*TASK DESCRIPTION*: Extract every line below that contains the word "Real".

═══ SUPPLIED ENTRIES

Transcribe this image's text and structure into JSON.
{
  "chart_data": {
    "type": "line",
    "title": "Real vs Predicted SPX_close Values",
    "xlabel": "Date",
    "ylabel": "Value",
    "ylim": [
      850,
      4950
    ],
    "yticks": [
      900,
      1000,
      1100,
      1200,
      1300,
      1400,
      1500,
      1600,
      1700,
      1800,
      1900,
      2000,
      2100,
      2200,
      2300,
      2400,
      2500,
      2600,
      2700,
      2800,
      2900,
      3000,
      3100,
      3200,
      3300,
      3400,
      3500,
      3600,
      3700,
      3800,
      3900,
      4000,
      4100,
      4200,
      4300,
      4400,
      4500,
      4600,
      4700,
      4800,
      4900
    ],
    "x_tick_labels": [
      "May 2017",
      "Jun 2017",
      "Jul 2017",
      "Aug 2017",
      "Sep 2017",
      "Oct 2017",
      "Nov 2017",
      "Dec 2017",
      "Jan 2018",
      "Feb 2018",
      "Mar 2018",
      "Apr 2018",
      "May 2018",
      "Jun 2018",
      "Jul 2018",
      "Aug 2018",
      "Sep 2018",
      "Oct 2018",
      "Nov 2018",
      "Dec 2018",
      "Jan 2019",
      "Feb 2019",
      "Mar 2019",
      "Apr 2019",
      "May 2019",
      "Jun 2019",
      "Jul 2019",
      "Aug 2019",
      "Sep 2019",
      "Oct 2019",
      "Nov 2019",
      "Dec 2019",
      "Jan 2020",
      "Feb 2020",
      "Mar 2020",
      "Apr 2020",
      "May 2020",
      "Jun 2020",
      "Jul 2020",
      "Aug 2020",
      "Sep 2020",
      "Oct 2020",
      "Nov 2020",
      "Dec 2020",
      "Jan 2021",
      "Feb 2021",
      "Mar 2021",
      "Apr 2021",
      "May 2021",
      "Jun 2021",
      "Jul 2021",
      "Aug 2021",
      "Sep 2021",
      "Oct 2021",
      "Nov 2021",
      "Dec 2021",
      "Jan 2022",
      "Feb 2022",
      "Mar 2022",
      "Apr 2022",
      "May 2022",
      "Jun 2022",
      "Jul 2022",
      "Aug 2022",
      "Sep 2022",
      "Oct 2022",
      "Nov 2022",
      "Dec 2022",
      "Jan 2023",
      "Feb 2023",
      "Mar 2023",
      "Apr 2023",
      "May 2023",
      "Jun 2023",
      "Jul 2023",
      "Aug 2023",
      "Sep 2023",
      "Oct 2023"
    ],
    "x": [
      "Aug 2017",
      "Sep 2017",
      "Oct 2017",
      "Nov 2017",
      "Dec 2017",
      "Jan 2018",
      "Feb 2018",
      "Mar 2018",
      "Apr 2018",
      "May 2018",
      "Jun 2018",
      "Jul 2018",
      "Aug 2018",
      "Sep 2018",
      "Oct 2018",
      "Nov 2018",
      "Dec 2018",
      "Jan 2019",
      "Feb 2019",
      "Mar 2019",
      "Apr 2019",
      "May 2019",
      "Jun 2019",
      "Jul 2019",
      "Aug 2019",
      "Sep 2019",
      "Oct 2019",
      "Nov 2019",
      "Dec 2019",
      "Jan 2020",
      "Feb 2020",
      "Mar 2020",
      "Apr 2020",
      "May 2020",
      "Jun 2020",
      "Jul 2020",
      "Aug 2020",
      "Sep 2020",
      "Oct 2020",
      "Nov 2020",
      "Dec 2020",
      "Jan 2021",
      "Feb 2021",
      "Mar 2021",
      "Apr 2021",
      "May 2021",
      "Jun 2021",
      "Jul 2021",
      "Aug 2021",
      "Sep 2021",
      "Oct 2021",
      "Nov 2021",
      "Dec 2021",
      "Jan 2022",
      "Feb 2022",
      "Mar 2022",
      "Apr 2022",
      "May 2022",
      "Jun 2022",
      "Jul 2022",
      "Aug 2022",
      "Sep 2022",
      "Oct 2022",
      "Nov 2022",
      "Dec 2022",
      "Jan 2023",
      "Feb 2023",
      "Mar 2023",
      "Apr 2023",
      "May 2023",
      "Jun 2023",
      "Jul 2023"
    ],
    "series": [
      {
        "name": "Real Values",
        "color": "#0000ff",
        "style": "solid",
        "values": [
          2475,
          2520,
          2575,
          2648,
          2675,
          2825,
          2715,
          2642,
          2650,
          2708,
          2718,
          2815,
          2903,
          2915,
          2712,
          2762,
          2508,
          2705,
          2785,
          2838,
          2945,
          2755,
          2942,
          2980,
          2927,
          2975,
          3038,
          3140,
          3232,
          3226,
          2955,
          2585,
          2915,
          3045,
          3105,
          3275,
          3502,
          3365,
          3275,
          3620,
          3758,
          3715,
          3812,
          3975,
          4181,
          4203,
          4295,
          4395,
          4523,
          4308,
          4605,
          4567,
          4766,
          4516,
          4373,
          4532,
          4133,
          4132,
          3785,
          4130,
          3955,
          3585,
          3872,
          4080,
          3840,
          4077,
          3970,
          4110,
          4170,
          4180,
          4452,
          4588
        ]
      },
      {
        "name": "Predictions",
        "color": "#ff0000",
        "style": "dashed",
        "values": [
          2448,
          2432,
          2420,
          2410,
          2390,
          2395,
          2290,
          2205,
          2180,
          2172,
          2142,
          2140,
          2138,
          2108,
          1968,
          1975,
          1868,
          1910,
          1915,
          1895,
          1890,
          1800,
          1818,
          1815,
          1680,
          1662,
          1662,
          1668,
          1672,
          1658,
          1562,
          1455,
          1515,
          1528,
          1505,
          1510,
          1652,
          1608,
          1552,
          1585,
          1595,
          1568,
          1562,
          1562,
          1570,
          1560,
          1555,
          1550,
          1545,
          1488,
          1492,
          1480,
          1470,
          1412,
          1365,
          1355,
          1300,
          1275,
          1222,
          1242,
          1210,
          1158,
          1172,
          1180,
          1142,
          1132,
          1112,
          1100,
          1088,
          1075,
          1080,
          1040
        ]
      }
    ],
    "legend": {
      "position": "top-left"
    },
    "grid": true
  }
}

══════

*EXERCISE ANSWER*:
    "title": "Real vs Predicted SPX_close Values",
        "name": "Real Values",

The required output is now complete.